BRIEF: Pictures do not belong in the copy; restate the records below word for word.

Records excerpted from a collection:
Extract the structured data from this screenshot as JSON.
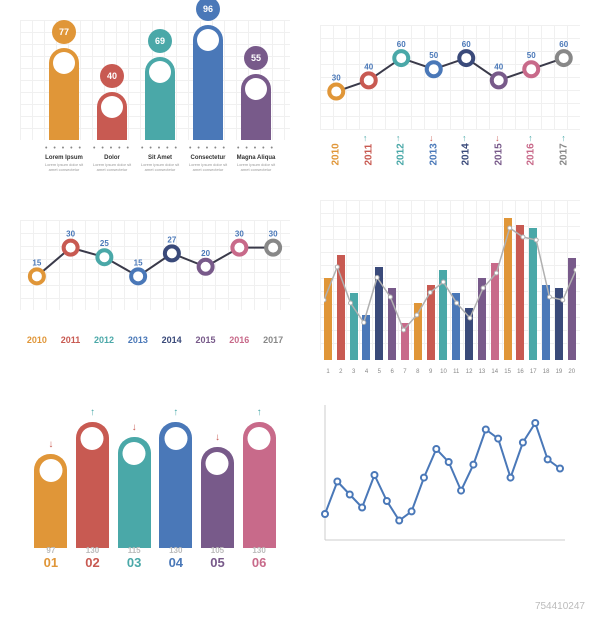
{
  "palette": {
    "orange": "#e09638",
    "red": "#c85a52",
    "teal": "#4aa8a8",
    "blue": "#4a78b8",
    "navy": "#3a4a7a",
    "purple": "#785a8a",
    "pink": "#c86a8a",
    "grey": "#888888",
    "grid": "#f0f0f0",
    "bg": "#ffffff"
  },
  "panel1": {
    "type": "bar",
    "ylim": [
      0,
      100
    ],
    "bars": [
      {
        "value": 77,
        "color": "#e09638",
        "label": "Lorem Ipsum"
      },
      {
        "value": 40,
        "color": "#c85a52",
        "label": "Dolor"
      },
      {
        "value": 69,
        "color": "#4aa8a8",
        "label": "Sit Amet"
      },
      {
        "value": 96,
        "color": "#4a78b8",
        "label": "Consectetur"
      },
      {
        "value": 55,
        "color": "#785a8a",
        "label": "Magna Aliqua"
      }
    ],
    "desc_text": "Lorem ipsum dolor sit amet consectetur",
    "dots": "• • • • •"
  },
  "panel2": {
    "type": "line",
    "ylim": [
      0,
      80
    ],
    "years": [
      "2010",
      "2011",
      "2012",
      "2013",
      "2014",
      "2015",
      "2016",
      "2017"
    ],
    "year_colors": [
      "#e09638",
      "#c85a52",
      "#4aa8a8",
      "#4a78b8",
      "#3a4a7a",
      "#785a8a",
      "#c86a8a",
      "#888888"
    ],
    "values": [
      30,
      40,
      60,
      50,
      60,
      40,
      50,
      60
    ],
    "arrows": [
      "",
      "↑",
      "↑",
      "↓",
      "↑",
      "↓",
      "↑",
      "↑"
    ],
    "marker_colors": [
      "#e09638",
      "#c85a52",
      "#4aa8a8",
      "#4a78b8",
      "#3a4a7a",
      "#785a8a",
      "#c86a8a",
      "#888888"
    ],
    "line_color": "#3a3a4a",
    "value_label_color": "#4a78b8"
  },
  "panel3": {
    "type": "line",
    "ylim": [
      0,
      40
    ],
    "years": [
      "2010",
      "2011",
      "2012",
      "2013",
      "2014",
      "2015",
      "2016",
      "2017"
    ],
    "year_colors": [
      "#e09638",
      "#c85a52",
      "#4aa8a8",
      "#4a78b8",
      "#3a4a7a",
      "#785a8a",
      "#c86a8a",
      "#888888"
    ],
    "values": [
      15,
      30,
      25,
      15,
      27,
      20,
      30,
      30
    ],
    "marker_colors": [
      "#e09638",
      "#c85a52",
      "#4aa8a8",
      "#4a78b8",
      "#3a4a7a",
      "#785a8a",
      "#c86a8a",
      "#888888"
    ],
    "line_color": "#3a3a4a",
    "value_label_color": "#4a78b8"
  },
  "panel4": {
    "type": "bar+line",
    "ylim": [
      0,
      100
    ],
    "x_labels": [
      "1",
      "2",
      "3",
      "4",
      "5",
      "6",
      "7",
      "8",
      "9",
      "10",
      "11",
      "12",
      "13",
      "14",
      "15",
      "16",
      "17",
      "18",
      "19",
      "20"
    ],
    "bars": [
      55,
      70,
      45,
      30,
      62,
      48,
      25,
      38,
      50,
      60,
      45,
      35,
      55,
      65,
      95,
      90,
      88,
      50,
      48,
      68
    ],
    "bar_colors": [
      "#e09638",
      "#c85a52",
      "#4aa8a8",
      "#4a78b8",
      "#3a4a7a",
      "#785a8a",
      "#c86a8a",
      "#e09638",
      "#c85a52",
      "#4aa8a8",
      "#4a78b8",
      "#3a4a7a",
      "#785a8a",
      "#c86a8a",
      "#e09638",
      "#c85a52",
      "#4aa8a8",
      "#4a78b8",
      "#3a4a7a",
      "#785a8a"
    ],
    "line_values": [
      40,
      62,
      38,
      25,
      55,
      42,
      20,
      30,
      45,
      52,
      38,
      28,
      48,
      58,
      88,
      82,
      80,
      42,
      40,
      60
    ],
    "line_color": "#b0b0b0"
  },
  "panel5": {
    "type": "bar",
    "ylim": [
      0,
      150
    ],
    "bars": [
      {
        "idx": "01",
        "value": 97,
        "color": "#e09638",
        "arrow": "↓",
        "arrow_color": "#c85a52"
      },
      {
        "idx": "02",
        "value": 130,
        "color": "#c85a52",
        "arrow": "↑",
        "arrow_color": "#4aa8a8"
      },
      {
        "idx": "03",
        "value": 115,
        "color": "#4aa8a8",
        "arrow": "↓",
        "arrow_color": "#c85a52"
      },
      {
        "idx": "04",
        "value": 130,
        "color": "#4a78b8",
        "arrow": "↑",
        "arrow_color": "#4aa8a8"
      },
      {
        "idx": "05",
        "value": 105,
        "color": "#785a8a",
        "arrow": "↓",
        "arrow_color": "#c85a52"
      },
      {
        "idx": "06",
        "value": 130,
        "color": "#c86a8a",
        "arrow": "↑",
        "arrow_color": "#4aa8a8"
      }
    ]
  },
  "panel6": {
    "type": "line",
    "ylim": [
      0,
      100
    ],
    "x_count": 20,
    "values": [
      20,
      45,
      35,
      25,
      50,
      30,
      15,
      22,
      48,
      70,
      60,
      38,
      58,
      85,
      78,
      48,
      75,
      90,
      62,
      55
    ],
    "line_color": "#4a78b8",
    "marker_fill": "#ffffff",
    "marker_stroke": "#4a78b8",
    "axis_color": "#cccccc"
  },
  "watermark": "754410247"
}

THE RESPONSE:
Extract the structured data from this screenshot as JSON.
{
  "palette": {
    "orange": "#e09638",
    "red": "#c85a52",
    "teal": "#4aa8a8",
    "blue": "#4a78b8",
    "navy": "#3a4a7a",
    "purple": "#785a8a",
    "pink": "#c86a8a",
    "grey": "#888888",
    "grid": "#f0f0f0",
    "bg": "#ffffff"
  },
  "panel1": {
    "type": "bar",
    "ylim": [
      0,
      100
    ],
    "bars": [
      {
        "value": 77,
        "color": "#e09638",
        "label": "Lorem Ipsum"
      },
      {
        "value": 40,
        "color": "#c85a52",
        "label": "Dolor"
      },
      {
        "value": 69,
        "color": "#4aa8a8",
        "label": "Sit Amet"
      },
      {
        "value": 96,
        "color": "#4a78b8",
        "label": "Consectetur"
      },
      {
        "value": 55,
        "color": "#785a8a",
        "label": "Magna Aliqua"
      }
    ],
    "desc_text": "Lorem ipsum dolor sit amet consectetur",
    "dots": "• • • • •"
  },
  "panel2": {
    "type": "line",
    "ylim": [
      0,
      80
    ],
    "years": [
      "2010",
      "2011",
      "2012",
      "2013",
      "2014",
      "2015",
      "2016",
      "2017"
    ],
    "year_colors": [
      "#e09638",
      "#c85a52",
      "#4aa8a8",
      "#4a78b8",
      "#3a4a7a",
      "#785a8a",
      "#c86a8a",
      "#888888"
    ],
    "values": [
      30,
      40,
      60,
      50,
      60,
      40,
      50,
      60
    ],
    "arrows": [
      "",
      "↑",
      "↑",
      "↓",
      "↑",
      "↓",
      "↑",
      "↑"
    ],
    "marker_colors": [
      "#e09638",
      "#c85a52",
      "#4aa8a8",
      "#4a78b8",
      "#3a4a7a",
      "#785a8a",
      "#c86a8a",
      "#888888"
    ],
    "line_color": "#3a3a4a",
    "value_label_color": "#4a78b8"
  },
  "panel3": {
    "type": "line",
    "ylim": [
      0,
      40
    ],
    "years": [
      "2010",
      "2011",
      "2012",
      "2013",
      "2014",
      "2015",
      "2016",
      "2017"
    ],
    "year_colors": [
      "#e09638",
      "#c85a52",
      "#4aa8a8",
      "#4a78b8",
      "#3a4a7a",
      "#785a8a",
      "#c86a8a",
      "#888888"
    ],
    "values": [
      15,
      30,
      25,
      15,
      27,
      20,
      30,
      30
    ],
    "marker_colors": [
      "#e09638",
      "#c85a52",
      "#4aa8a8",
      "#4a78b8",
      "#3a4a7a",
      "#785a8a",
      "#c86a8a",
      "#888888"
    ],
    "line_color": "#3a3a4a",
    "value_label_color": "#4a78b8"
  },
  "panel4": {
    "type": "bar+line",
    "ylim": [
      0,
      100
    ],
    "x_labels": [
      "1",
      "2",
      "3",
      "4",
      "5",
      "6",
      "7",
      "8",
      "9",
      "10",
      "11",
      "12",
      "13",
      "14",
      "15",
      "16",
      "17",
      "18",
      "19",
      "20"
    ],
    "bars": [
      55,
      70,
      45,
      30,
      62,
      48,
      25,
      38,
      50,
      60,
      45,
      35,
      55,
      65,
      95,
      90,
      88,
      50,
      48,
      68
    ],
    "bar_colors": [
      "#e09638",
      "#c85a52",
      "#4aa8a8",
      "#4a78b8",
      "#3a4a7a",
      "#785a8a",
      "#c86a8a",
      "#e09638",
      "#c85a52",
      "#4aa8a8",
      "#4a78b8",
      "#3a4a7a",
      "#785a8a",
      "#c86a8a",
      "#e09638",
      "#c85a52",
      "#4aa8a8",
      "#4a78b8",
      "#3a4a7a",
      "#785a8a"
    ],
    "line_values": [
      40,
      62,
      38,
      25,
      55,
      42,
      20,
      30,
      45,
      52,
      38,
      28,
      48,
      58,
      88,
      82,
      80,
      42,
      40,
      60
    ],
    "line_color": "#b0b0b0"
  },
  "panel5": {
    "type": "bar",
    "ylim": [
      0,
      150
    ],
    "bars": [
      {
        "idx": "01",
        "value": 97,
        "color": "#e09638",
        "arrow": "↓",
        "arrow_color": "#c85a52"
      },
      {
        "idx": "02",
        "value": 130,
        "color": "#c85a52",
        "arrow": "↑",
        "arrow_color": "#4aa8a8"
      },
      {
        "idx": "03",
        "value": 115,
        "color": "#4aa8a8",
        "arrow": "↓",
        "arrow_color": "#c85a52"
      },
      {
        "idx": "04",
        "value": 130,
        "color": "#4a78b8",
        "arrow": "↑",
        "arrow_color": "#4aa8a8"
      },
      {
        "idx": "05",
        "value": 105,
        "color": "#785a8a",
        "arrow": "↓",
        "arrow_color": "#c85a52"
      },
      {
        "idx": "06",
        "value": 130,
        "color": "#c86a8a",
        "arrow": "↑",
        "arrow_color": "#4aa8a8"
      }
    ]
  },
  "panel6": {
    "type": "line",
    "ylim": [
      0,
      100
    ],
    "x_count": 20,
    "values": [
      20,
      45,
      35,
      25,
      50,
      30,
      15,
      22,
      48,
      70,
      60,
      38,
      58,
      85,
      78,
      48,
      75,
      90,
      62,
      55
    ],
    "line_color": "#4a78b8",
    "marker_fill": "#ffffff",
    "marker_stroke": "#4a78b8",
    "axis_color": "#cccccc"
  },
  "watermark": "754410247"
}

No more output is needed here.